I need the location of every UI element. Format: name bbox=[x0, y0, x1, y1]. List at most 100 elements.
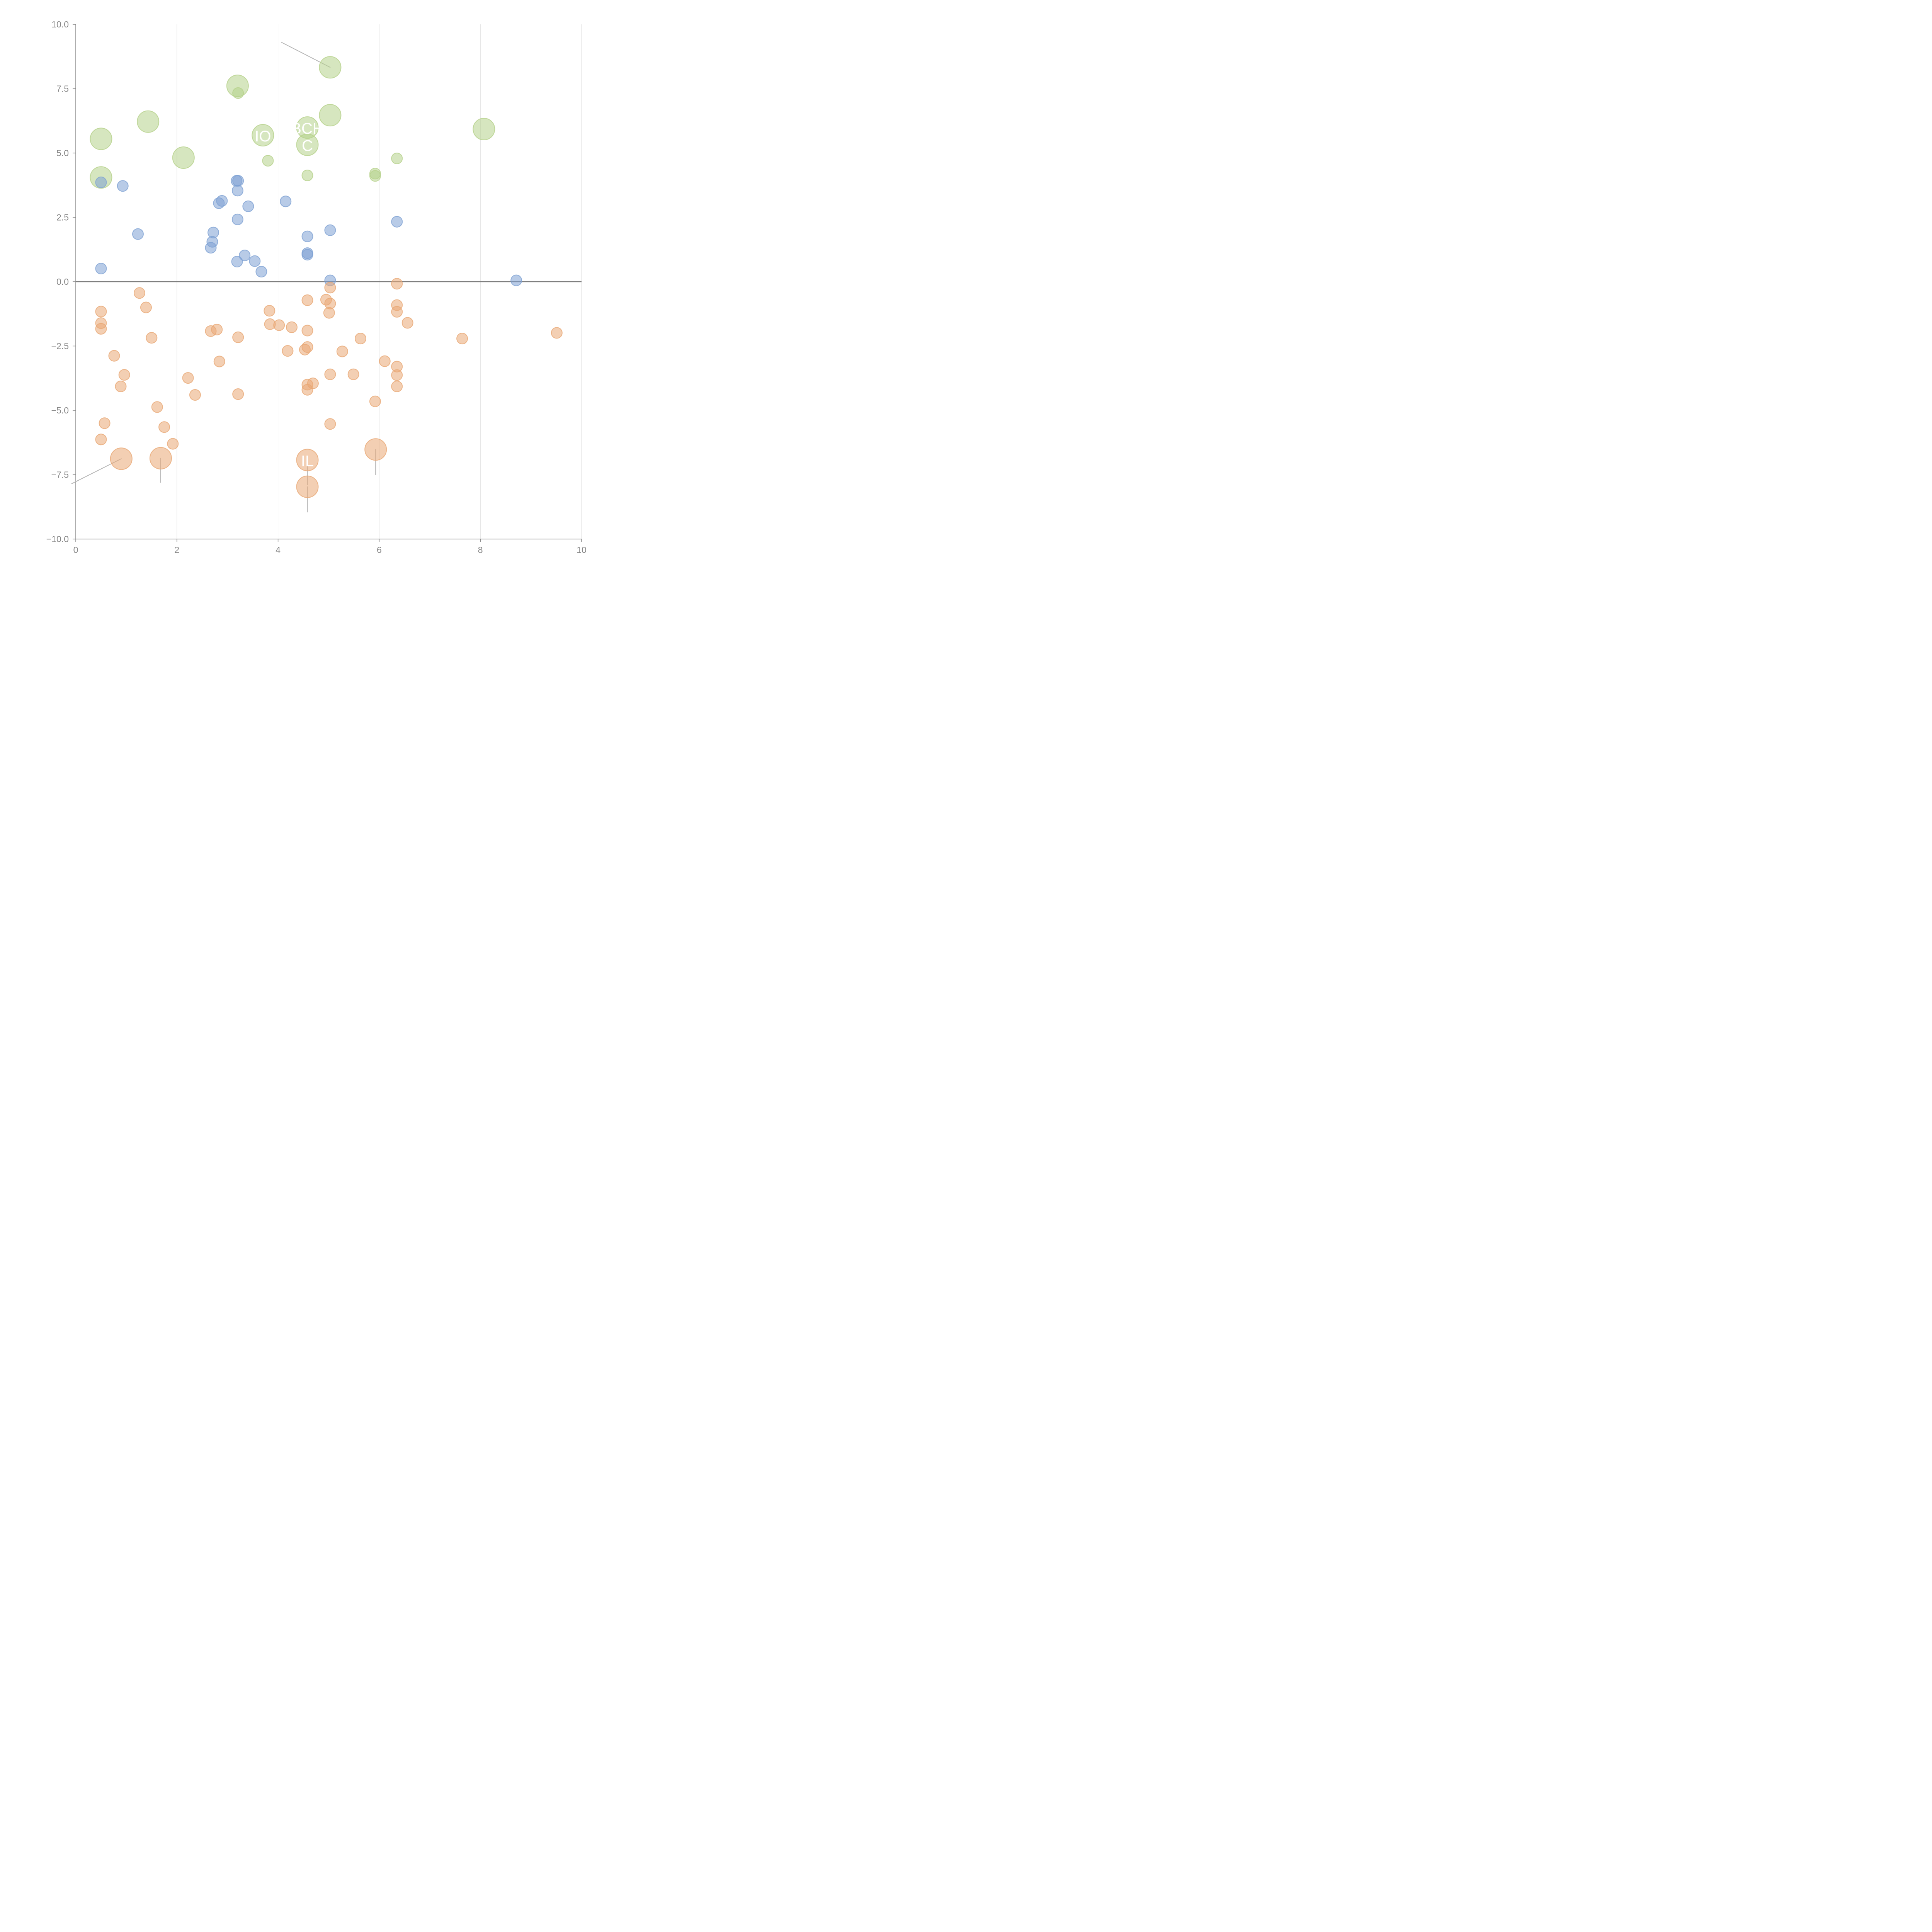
orange-point bbox=[118, 369, 130, 381]
green-point bbox=[296, 133, 319, 156]
orange-point bbox=[391, 381, 403, 393]
orange-point bbox=[95, 306, 107, 318]
blue-point bbox=[391, 216, 403, 228]
orange-point bbox=[232, 388, 244, 400]
y-tick-label: 5.0 bbox=[56, 148, 69, 158]
orange-point bbox=[189, 389, 201, 401]
orange-point bbox=[108, 350, 120, 362]
x-tick-label: 4 bbox=[276, 545, 281, 555]
green-point bbox=[319, 104, 342, 127]
data-points bbox=[90, 56, 563, 498]
orange-point bbox=[299, 344, 311, 355]
orange-point bbox=[149, 447, 172, 469]
axes: 10.0 7.5 5.0 2.5 0.0 −2.5 −5.0 −7.5 −10.0 0 2 4 6 8 10 bbox=[46, 19, 587, 555]
orange-point bbox=[95, 323, 107, 335]
orange-point bbox=[336, 345, 348, 357]
blue-point bbox=[239, 250, 251, 262]
orange-point bbox=[282, 345, 294, 357]
blue-point bbox=[231, 185, 243, 197]
orange-point bbox=[364, 438, 387, 461]
orange-point bbox=[115, 381, 127, 393]
orange-point bbox=[551, 327, 563, 339]
orange-point bbox=[369, 395, 381, 407]
green-point bbox=[90, 128, 112, 150]
point-label: IL bbox=[301, 453, 314, 470]
orange-point bbox=[296, 475, 319, 498]
orange-point bbox=[140, 301, 152, 313]
y-tick-label: 7.5 bbox=[56, 84, 69, 94]
orange-point bbox=[167, 438, 179, 450]
x-tick-label: 10 bbox=[577, 545, 587, 555]
orange-point bbox=[273, 319, 285, 331]
blue-point bbox=[95, 263, 107, 275]
green-point bbox=[369, 170, 381, 182]
orange-point bbox=[211, 323, 223, 335]
y-tick-label: 10.0 bbox=[51, 19, 69, 29]
green-point bbox=[319, 56, 342, 79]
orange-point bbox=[264, 305, 276, 317]
orange-point bbox=[324, 282, 336, 294]
y-tick-label: −7.5 bbox=[51, 470, 69, 480]
green-point bbox=[301, 169, 313, 181]
point-label: IO bbox=[255, 128, 271, 145]
blue-point bbox=[255, 266, 267, 278]
y-tick-label: −5.0 bbox=[51, 405, 69, 415]
blue-point bbox=[301, 249, 313, 261]
x-tick-label: 2 bbox=[174, 545, 179, 555]
orange-point bbox=[324, 418, 336, 430]
x-tick-label: 0 bbox=[73, 545, 78, 555]
blue-point bbox=[231, 213, 243, 225]
green-point bbox=[252, 124, 274, 147]
x-tick-label: 6 bbox=[377, 545, 382, 555]
orange-point bbox=[301, 294, 313, 306]
blue-point bbox=[216, 195, 228, 207]
green-point bbox=[262, 155, 274, 167]
point-label: BCH bbox=[291, 120, 323, 137]
orange-point bbox=[146, 332, 158, 344]
blue-point bbox=[280, 196, 292, 207]
blue-point bbox=[242, 200, 254, 212]
orange-point bbox=[99, 417, 111, 429]
orange-point bbox=[110, 447, 133, 470]
y-tick-label: 2.5 bbox=[56, 213, 69, 223]
orange-point bbox=[391, 369, 403, 381]
orange-point bbox=[347, 368, 359, 380]
blue-point bbox=[301, 230, 313, 242]
x-tick-label: 8 bbox=[478, 545, 483, 555]
orange-point bbox=[296, 449, 319, 471]
green-point bbox=[232, 87, 244, 99]
orange-point bbox=[301, 325, 313, 337]
blue-point bbox=[132, 228, 144, 240]
label-leader-lines bbox=[71, 42, 491, 513]
orange-point bbox=[286, 321, 298, 333]
green-point bbox=[137, 110, 160, 133]
orange-point bbox=[456, 333, 468, 345]
orange-point bbox=[232, 331, 244, 343]
orange-point bbox=[354, 333, 366, 345]
scatter-chart: 10.07.55.02.50.0−2.5−5.0−7.5−10.00 2 4 6 8 10… bbox=[46, 19, 587, 555]
orange-point bbox=[158, 421, 170, 433]
orange-point bbox=[213, 355, 225, 367]
blue-point bbox=[510, 274, 522, 286]
orange-point bbox=[379, 355, 391, 367]
orange-point bbox=[151, 401, 163, 413]
blue-point bbox=[324, 224, 336, 236]
blue-point bbox=[117, 180, 129, 192]
blue-point bbox=[249, 255, 261, 267]
green-point bbox=[473, 118, 495, 141]
orange-point bbox=[95, 434, 107, 446]
y-tick-label: 0.0 bbox=[56, 277, 69, 287]
orange-point bbox=[401, 317, 413, 329]
blue-point bbox=[232, 175, 244, 187]
blue-point bbox=[95, 176, 107, 188]
orange-point bbox=[324, 368, 336, 380]
green-point bbox=[172, 146, 195, 169]
blue-point bbox=[205, 242, 217, 254]
y-tick-label: −2.5 bbox=[51, 341, 69, 351]
orange-point bbox=[133, 287, 145, 299]
orange-point bbox=[391, 278, 403, 290]
orange-point bbox=[301, 384, 313, 396]
blue-point bbox=[231, 256, 243, 268]
y-tick-label: −10.0 bbox=[46, 534, 69, 544]
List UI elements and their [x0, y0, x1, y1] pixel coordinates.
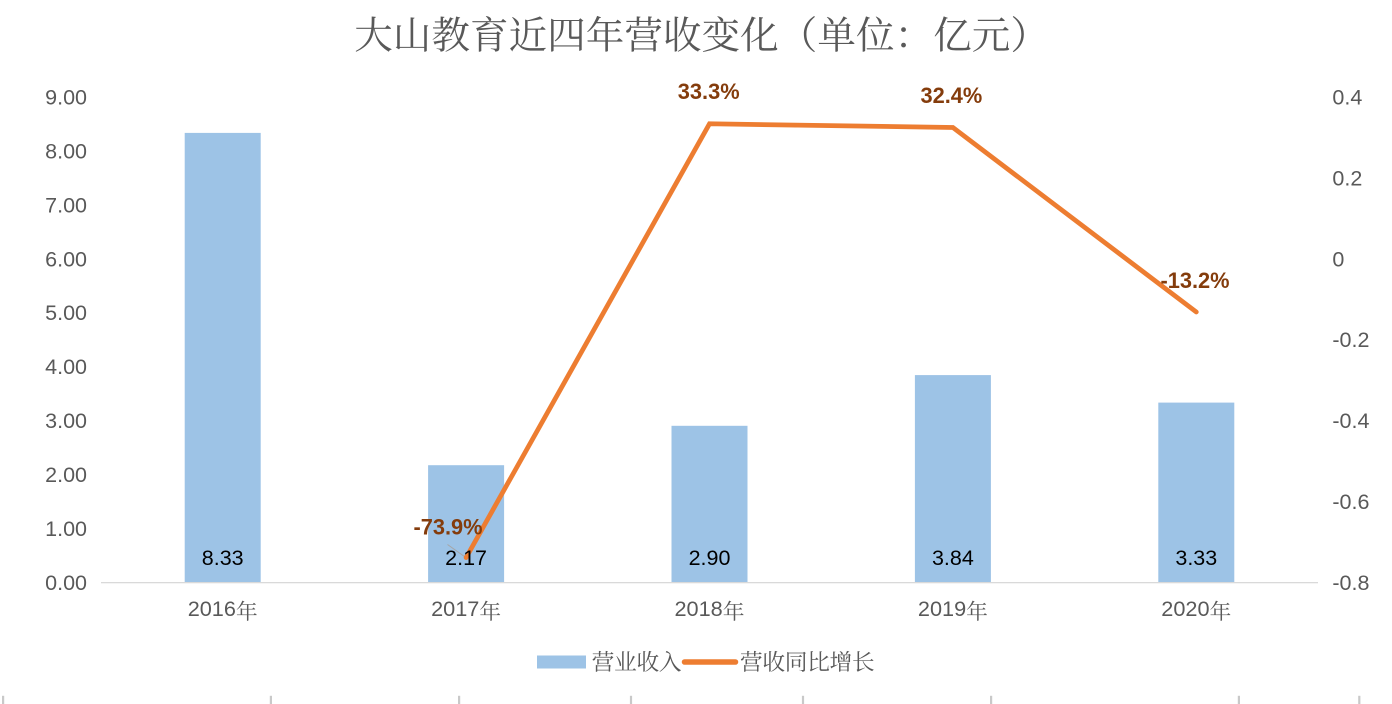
++++++++++
→ What is required:
Reproduce every line of the records above word for word, leaving out the pictures.

→ The solution:
I need the location of every UI element. Format: name bbox=[x0, y0, x1, y1]. List at most 100 elements.
orange-point bbox=[118, 369, 130, 381]
green-point bbox=[296, 133, 319, 156]
orange-point bbox=[391, 381, 403, 393]
orange-point bbox=[95, 306, 107, 318]
blue-point bbox=[391, 216, 403, 228]
orange-point bbox=[232, 388, 244, 400]
y-tick-label: 5.0 bbox=[56, 148, 69, 158]
orange-point bbox=[189, 389, 201, 401]
orange-point bbox=[108, 350, 120, 362]
x-tick-label: 4 bbox=[276, 545, 281, 555]
green-point bbox=[319, 104, 342, 127]
data-points bbox=[90, 56, 563, 498]
orange-point bbox=[299, 344, 311, 355]
orange-point bbox=[149, 447, 172, 469]
axes: 10.0 7.5 5.0 2.5 0.0 −2.5 −5.0 −7.5 −10.0 0 2 4 6 8 10 bbox=[46, 19, 587, 555]
orange-point bbox=[95, 323, 107, 335]
orange-point bbox=[336, 345, 348, 357]
blue-point bbox=[239, 250, 251, 262]
orange-point bbox=[282, 345, 294, 357]
blue-point bbox=[231, 185, 243, 197]
orange-point bbox=[364, 438, 387, 461]
orange-point bbox=[115, 381, 127, 393]
orange-point bbox=[551, 327, 563, 339]
orange-point bbox=[369, 395, 381, 407]
green-point bbox=[90, 128, 112, 150]
point-label: IL bbox=[301, 453, 314, 470]
orange-point bbox=[296, 475, 319, 498]
orange-point bbox=[140, 301, 152, 313]
y-tick-label: 7.5 bbox=[56, 84, 69, 94]
orange-point bbox=[167, 438, 179, 450]
x-tick-label: 10 bbox=[577, 545, 587, 555]
orange-point bbox=[273, 319, 285, 331]
blue-point bbox=[95, 263, 107, 275]
green-point bbox=[369, 170, 381, 182]
orange-point bbox=[211, 323, 223, 335]
y-tick-label: 10.0 bbox=[51, 19, 69, 29]
green-point bbox=[319, 56, 342, 79]
orange-point bbox=[264, 305, 276, 317]
orange-point bbox=[324, 282, 336, 294]
y-tick-label: −7.5 bbox=[51, 470, 69, 480]
green-point bbox=[301, 169, 313, 181]
point-label: IO bbox=[255, 128, 271, 145]
blue-point bbox=[255, 266, 267, 278]
y-tick-label: −5.0 bbox=[51, 405, 69, 415]
blue-point bbox=[301, 249, 313, 261]
x-tick-label: 2 bbox=[174, 545, 179, 555]
orange-point bbox=[324, 418, 336, 430]
x-tick-label: 0 bbox=[73, 545, 78, 555]
blue-point bbox=[231, 213, 243, 225]
green-point bbox=[252, 124, 274, 147]
x-tick-label: 6 bbox=[377, 545, 382, 555]
orange-point bbox=[301, 294, 313, 306]
blue-point bbox=[216, 195, 228, 207]
green-point bbox=[262, 155, 274, 167]
point-label: BCH bbox=[291, 120, 323, 137]
orange-point bbox=[146, 332, 158, 344]
blue-point bbox=[280, 196, 292, 207]
blue-point bbox=[242, 200, 254, 212]
orange-point bbox=[99, 417, 111, 429]
orange-point bbox=[110, 447, 133, 470]
y-tick-label: 2.5 bbox=[56, 213, 69, 223]
orange-point bbox=[391, 369, 403, 381]
orange-point bbox=[347, 368, 359, 380]
blue-point bbox=[301, 230, 313, 242]
x-tick-label: 8 bbox=[478, 545, 483, 555]
orange-point bbox=[296, 449, 319, 471]
green-point bbox=[232, 87, 244, 99]
orange-point bbox=[301, 325, 313, 337]
blue-point bbox=[132, 228, 144, 240]
label-leader-lines bbox=[71, 42, 491, 513]
orange-point bbox=[286, 321, 298, 333]
green-point bbox=[137, 110, 160, 133]
orange-point bbox=[456, 333, 468, 345]
orange-point bbox=[232, 331, 244, 343]
orange-point bbox=[354, 333, 366, 345]
scatter-chart: 10.07.55.02.50.0−2.5−5.0−7.5−10.00 2 4 6 8 10… bbox=[46, 19, 587, 555]
orange-point bbox=[158, 421, 170, 433]
orange-point bbox=[213, 355, 225, 367]
blue-point bbox=[510, 274, 522, 286]
orange-point bbox=[379, 355, 391, 367]
orange-point bbox=[151, 401, 163, 413]
blue-point bbox=[324, 224, 336, 236]
blue-point bbox=[117, 180, 129, 192]
blue-point bbox=[249, 255, 261, 267]
green-point bbox=[473, 118, 495, 141]
orange-point bbox=[95, 434, 107, 446]
y-tick-label: 0.0 bbox=[56, 277, 69, 287]
orange-point bbox=[401, 317, 413, 329]
blue-point bbox=[232, 175, 244, 187]
blue-point bbox=[95, 176, 107, 188]
orange-point bbox=[324, 368, 336, 380]
green-point bbox=[172, 146, 195, 169]
blue-point bbox=[205, 242, 217, 254]
y-tick-label: −2.5 bbox=[51, 341, 69, 351]
orange-point bbox=[133, 287, 145, 299]
orange-point bbox=[391, 278, 403, 290]
orange-point bbox=[301, 384, 313, 396]
blue-point bbox=[231, 256, 243, 268]
y-tick-label: −10.0 bbox=[46, 534, 69, 544]
List UI elements and their [x0, y0, x1, y1] pixel coordinates.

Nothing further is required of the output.